───── EXERCISE MATERIALS
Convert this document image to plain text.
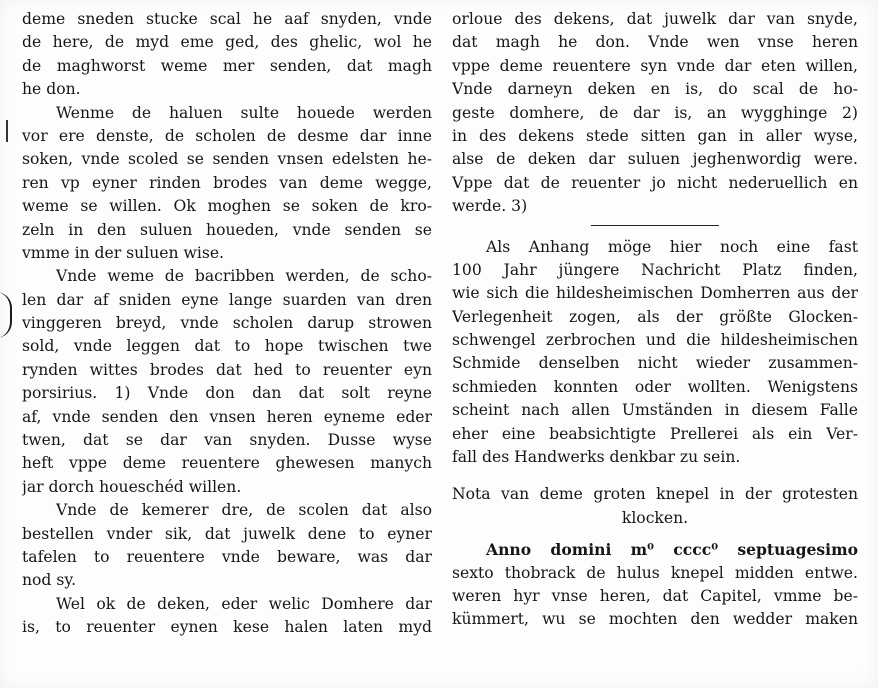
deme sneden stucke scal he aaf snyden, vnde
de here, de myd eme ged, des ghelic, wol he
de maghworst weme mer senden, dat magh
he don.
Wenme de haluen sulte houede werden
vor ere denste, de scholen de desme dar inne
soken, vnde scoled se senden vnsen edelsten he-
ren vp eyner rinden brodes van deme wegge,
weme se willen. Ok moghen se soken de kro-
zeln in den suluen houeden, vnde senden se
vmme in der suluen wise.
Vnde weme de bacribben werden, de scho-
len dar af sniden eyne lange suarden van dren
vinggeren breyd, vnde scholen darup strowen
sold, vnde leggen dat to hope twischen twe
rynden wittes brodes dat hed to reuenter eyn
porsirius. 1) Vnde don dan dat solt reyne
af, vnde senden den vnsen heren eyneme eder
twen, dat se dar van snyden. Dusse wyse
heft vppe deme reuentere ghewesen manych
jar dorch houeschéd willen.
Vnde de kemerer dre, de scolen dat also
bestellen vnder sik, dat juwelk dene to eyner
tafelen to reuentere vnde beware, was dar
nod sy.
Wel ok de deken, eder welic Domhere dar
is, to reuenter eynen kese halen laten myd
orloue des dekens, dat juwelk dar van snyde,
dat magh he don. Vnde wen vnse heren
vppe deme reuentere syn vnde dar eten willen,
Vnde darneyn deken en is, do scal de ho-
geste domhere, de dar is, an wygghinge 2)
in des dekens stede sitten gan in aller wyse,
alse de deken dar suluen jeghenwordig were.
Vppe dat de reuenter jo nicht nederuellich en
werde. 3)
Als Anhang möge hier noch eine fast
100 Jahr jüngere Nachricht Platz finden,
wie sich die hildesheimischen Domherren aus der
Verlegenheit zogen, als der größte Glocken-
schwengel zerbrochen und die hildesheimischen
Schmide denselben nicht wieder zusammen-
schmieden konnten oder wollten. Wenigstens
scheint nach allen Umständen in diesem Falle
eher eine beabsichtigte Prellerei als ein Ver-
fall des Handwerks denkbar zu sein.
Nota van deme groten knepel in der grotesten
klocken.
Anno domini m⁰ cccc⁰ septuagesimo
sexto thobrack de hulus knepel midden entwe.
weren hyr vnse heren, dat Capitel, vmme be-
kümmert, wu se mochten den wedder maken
──────────
───── EXERCISE MATERIALS
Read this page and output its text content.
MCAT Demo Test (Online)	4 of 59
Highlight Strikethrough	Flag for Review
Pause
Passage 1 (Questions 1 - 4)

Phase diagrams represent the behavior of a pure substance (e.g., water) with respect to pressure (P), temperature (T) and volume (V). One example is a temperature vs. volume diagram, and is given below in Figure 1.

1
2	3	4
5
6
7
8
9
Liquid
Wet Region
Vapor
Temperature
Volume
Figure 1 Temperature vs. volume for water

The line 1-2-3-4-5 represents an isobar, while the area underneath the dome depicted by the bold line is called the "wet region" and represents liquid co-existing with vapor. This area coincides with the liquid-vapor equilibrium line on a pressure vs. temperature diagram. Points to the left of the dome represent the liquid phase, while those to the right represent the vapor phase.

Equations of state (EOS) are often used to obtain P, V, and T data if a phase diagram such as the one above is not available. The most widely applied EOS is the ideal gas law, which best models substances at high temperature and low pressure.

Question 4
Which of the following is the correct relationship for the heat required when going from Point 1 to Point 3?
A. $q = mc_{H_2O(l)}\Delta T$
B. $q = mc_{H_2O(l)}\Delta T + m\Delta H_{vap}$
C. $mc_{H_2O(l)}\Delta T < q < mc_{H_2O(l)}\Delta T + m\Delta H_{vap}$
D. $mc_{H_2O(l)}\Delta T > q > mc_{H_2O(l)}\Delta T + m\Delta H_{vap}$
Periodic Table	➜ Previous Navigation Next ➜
──────────
> REQUIREMENT
Each line that has the word "snyden" should be copied.

> RESULT OF THE TASK
deme sneden stucke scal he aaf snyden, vnde
twen, dat se dar van snyden. Dusse wyse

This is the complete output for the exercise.